Here are some records. Copy each one exactly.

▶ Figure record extracts
************
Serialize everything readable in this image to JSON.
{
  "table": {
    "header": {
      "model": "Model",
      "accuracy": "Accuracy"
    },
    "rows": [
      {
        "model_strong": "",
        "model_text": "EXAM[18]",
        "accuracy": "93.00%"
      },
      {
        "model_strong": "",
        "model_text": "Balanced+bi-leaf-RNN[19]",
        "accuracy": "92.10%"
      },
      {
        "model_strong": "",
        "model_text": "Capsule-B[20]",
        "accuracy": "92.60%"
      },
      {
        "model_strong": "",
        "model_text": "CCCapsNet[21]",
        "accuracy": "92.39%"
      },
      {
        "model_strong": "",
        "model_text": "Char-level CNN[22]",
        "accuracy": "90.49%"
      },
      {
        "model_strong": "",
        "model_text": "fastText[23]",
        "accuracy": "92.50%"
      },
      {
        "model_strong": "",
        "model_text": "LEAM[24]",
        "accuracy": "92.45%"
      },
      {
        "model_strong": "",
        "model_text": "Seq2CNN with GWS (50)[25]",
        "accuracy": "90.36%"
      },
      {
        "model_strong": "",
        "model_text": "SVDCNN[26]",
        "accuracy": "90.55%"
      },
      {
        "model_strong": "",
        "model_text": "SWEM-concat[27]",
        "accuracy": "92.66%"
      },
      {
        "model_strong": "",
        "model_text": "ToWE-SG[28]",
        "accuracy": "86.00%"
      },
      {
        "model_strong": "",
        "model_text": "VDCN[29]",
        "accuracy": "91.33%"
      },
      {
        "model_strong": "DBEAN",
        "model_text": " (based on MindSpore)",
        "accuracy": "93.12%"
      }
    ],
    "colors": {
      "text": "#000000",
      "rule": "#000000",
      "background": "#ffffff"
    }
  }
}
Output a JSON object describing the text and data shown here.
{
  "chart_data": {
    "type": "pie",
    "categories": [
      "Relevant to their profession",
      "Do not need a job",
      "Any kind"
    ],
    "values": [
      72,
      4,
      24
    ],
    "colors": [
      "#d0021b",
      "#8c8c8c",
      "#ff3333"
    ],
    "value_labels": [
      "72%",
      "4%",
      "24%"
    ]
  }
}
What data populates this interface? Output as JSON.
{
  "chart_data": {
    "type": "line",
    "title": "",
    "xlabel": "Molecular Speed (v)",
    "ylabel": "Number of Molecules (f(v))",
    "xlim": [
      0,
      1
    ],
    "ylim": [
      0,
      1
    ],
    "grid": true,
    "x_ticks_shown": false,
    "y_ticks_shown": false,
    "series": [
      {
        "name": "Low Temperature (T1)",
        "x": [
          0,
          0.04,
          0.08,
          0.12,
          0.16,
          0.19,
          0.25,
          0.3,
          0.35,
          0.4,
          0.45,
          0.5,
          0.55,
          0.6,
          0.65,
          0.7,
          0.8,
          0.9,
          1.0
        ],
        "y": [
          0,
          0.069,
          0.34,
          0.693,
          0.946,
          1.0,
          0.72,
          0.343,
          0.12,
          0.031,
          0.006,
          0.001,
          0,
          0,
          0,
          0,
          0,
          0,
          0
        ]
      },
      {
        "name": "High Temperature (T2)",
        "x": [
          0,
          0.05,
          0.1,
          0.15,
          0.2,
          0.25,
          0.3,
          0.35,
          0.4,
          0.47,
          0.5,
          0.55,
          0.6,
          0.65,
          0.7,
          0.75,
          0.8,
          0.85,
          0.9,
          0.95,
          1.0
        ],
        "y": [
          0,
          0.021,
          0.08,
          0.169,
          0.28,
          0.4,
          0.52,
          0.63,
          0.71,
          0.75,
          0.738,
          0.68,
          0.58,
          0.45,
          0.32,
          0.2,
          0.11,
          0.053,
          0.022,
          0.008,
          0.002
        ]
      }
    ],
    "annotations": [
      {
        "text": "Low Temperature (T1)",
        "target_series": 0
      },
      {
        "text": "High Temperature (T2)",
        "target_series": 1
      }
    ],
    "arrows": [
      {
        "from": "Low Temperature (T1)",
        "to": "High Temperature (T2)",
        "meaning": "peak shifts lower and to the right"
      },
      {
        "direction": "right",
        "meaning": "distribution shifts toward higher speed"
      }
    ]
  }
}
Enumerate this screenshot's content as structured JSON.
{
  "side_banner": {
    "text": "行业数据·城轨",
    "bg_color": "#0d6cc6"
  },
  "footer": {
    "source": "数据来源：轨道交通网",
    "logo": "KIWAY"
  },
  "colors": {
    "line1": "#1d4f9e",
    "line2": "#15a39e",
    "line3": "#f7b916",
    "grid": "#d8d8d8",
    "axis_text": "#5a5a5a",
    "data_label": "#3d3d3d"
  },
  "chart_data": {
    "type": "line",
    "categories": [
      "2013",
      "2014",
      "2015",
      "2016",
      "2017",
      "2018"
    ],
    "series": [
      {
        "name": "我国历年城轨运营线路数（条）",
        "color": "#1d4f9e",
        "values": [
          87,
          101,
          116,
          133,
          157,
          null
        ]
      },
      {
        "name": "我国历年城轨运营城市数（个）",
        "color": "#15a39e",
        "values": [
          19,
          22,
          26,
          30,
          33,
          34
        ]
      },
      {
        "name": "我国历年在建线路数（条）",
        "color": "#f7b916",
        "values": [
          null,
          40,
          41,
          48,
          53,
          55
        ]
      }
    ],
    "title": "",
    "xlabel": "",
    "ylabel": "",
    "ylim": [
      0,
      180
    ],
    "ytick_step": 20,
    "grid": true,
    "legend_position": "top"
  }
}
************
▶ The answer
Serialize everything readable in this image to JSON.
{
  "table": {
    "header": {
      "model": "Model",
      "accuracy": "Accuracy"
    },
    "rows": [
      {
        "model_strong": "",
        "model_text": "EXAM[18]",
        "accuracy": "93.00%"
      },
      {
        "model_strong": "",
        "model_text": "Balanced+bi-leaf-RNN[19]",
        "accuracy": "92.10%"
      },
      {
        "model_strong": "",
        "model_text": "Capsule-B[20]",
        "accuracy": "92.60%"
      },
      {
        "model_strong": "",
        "model_text": "CCCapsNet[21]",
        "accuracy": "92.39%"
      },
      {
        "model_strong": "",
        "model_text": "Char-level CNN[22]",
        "accuracy": "90.49%"
      },
      {
        "model_strong": "",
        "model_text": "fastText[23]",
        "accuracy": "92.50%"
      },
      {
        "model_strong": "",
        "model_text": "LEAM[24]",
        "accuracy": "92.45%"
      },
      {
        "model_strong": "",
        "model_text": "Seq2CNN with GWS (50)[25]",
        "accuracy": "90.36%"
      },
      {
        "model_strong": "",
        "model_text": "SVDCNN[26]",
        "accuracy": "90.55%"
      },
      {
        "model_strong": "",
        "model_text": "SWEM-concat[27]",
        "accuracy": "92.66%"
      },
      {
        "model_strong": "",
        "model_text": "ToWE-SG[28]",
        "accuracy": "86.00%"
      },
      {
        "model_strong": "",
        "model_text": "VDCN[29]",
        "accuracy": "91.33%"
      },
      {
        "model_strong": "DBEAN",
        "model_text": " (based on MindSpore)",
        "accuracy": "93.12%"
      }
    ],
    "colors": {
      "text": "#000000",
      "rule": "#000000",
      "background": "#ffffff"
    }
  }
}
Output a JSON object describing the text and data shown here.
{
  "chart_data": {
    "type": "pie",
    "categories": [
      "Relevant to their profession",
      "Do not need a job",
      "Any kind"
    ],
    "values": [
      72,
      4,
      24
    ],
    "colors": [
      "#d0021b",
      "#8c8c8c",
      "#ff3333"
    ],
    "value_labels": [
      "72%",
      "4%",
      "24%"
    ]
  }
}
What data populates this interface? Output as JSON.
{
  "chart_data": {
    "type": "line",
    "title": "",
    "xlabel": "Molecular Speed (v)",
    "ylabel": "Number of Molecules (f(v))",
    "xlim": [
      0,
      1
    ],
    "ylim": [
      0,
      1
    ],
    "grid": true,
    "x_ticks_shown": false,
    "y_ticks_shown": false,
    "series": [
      {
        "name": "Low Temperature (T1)",
        "x": [
          0,
          0.04,
          0.08,
          0.12,
          0.16,
          0.19,
          0.25,
          0.3,
          0.35,
          0.4,
          0.45,
          0.5,
          0.55,
          0.6,
          0.65,
          0.7,
          0.8,
          0.9,
          1.0
        ],
        "y": [
          0,
          0.069,
          0.34,
          0.693,
          0.946,
          1.0,
          0.72,
          0.343,
          0.12,
          0.031,
          0.006,
          0.001,
          0,
          0,
          0,
          0,
          0,
          0,
          0
        ]
      },
      {
        "name": "High Temperature (T2)",
        "x": [
          0,
          0.05,
          0.1,
          0.15,
          0.2,
          0.25,
          0.3,
          0.35,
          0.4,
          0.47,
          0.5,
          0.55,
          0.6,
          0.65,
          0.7,
          0.75,
          0.8,
          0.85,
          0.9,
          0.95,
          1.0
        ],
        "y": [
          0,
          0.021,
          0.08,
          0.169,
          0.28,
          0.4,
          0.52,
          0.63,
          0.71,
          0.75,
          0.738,
          0.68,
          0.58,
          0.45,
          0.32,
          0.2,
          0.11,
          0.053,
          0.022,
          0.008,
          0.002
        ]
      }
    ],
    "annotations": [
      {
        "text": "Low Temperature (T1)",
        "target_series": 0
      },
      {
        "text": "High Temperature (T2)",
        "target_series": 1
      }
    ],
    "arrows": [
      {
        "from": "Low Temperature (T1)",
        "to": "High Temperature (T2)",
        "meaning": "peak shifts lower and to the right"
      },
      {
        "direction": "right",
        "meaning": "distribution shifts toward higher speed"
      }
    ]
  }
}
Enumerate this screenshot's content as structured JSON.
{
  "side_banner": {
    "text": "行业数据·城轨",
    "bg_color": "#0d6cc6"
  },
  "footer": {
    "source": "数据来源：轨道交通网",
    "logo": "KIWAY"
  },
  "colors": {
    "line1": "#1d4f9e",
    "line2": "#15a39e",
    "line3": "#f7b916",
    "grid": "#d8d8d8",
    "axis_text": "#5a5a5a",
    "data_label": "#3d3d3d"
  },
  "chart_data": {
    "type": "line",
    "categories": [
      "2013",
      "2014",
      "2015",
      "2016",
      "2017",
      "2018"
    ],
    "series": [
      {
        "name": "我国历年城轨运营线路数（条）",
        "color": "#1d4f9e",
        "values": [
          87,
          101,
          116,
          133,
          157,
          null
        ]
      },
      {
        "name": "我国历年城轨运营城市数（个）",
        "color": "#15a39e",
        "values": [
          19,
          22,
          26,
          30,
          33,
          34
        ]
      },
      {
        "name": "我国历年在建线路数（条）",
        "color": "#f7b916",
        "values": [
          null,
          40,
          41,
          48,
          53,
          55
        ]
      }
    ],
    "title": "",
    "xlabel": "",
    "ylabel": "",
    "ylim": [
      0,
      180
    ],
    "ytick_step": 20,
    "grid": true,
    "legend_position": "top"
  }
}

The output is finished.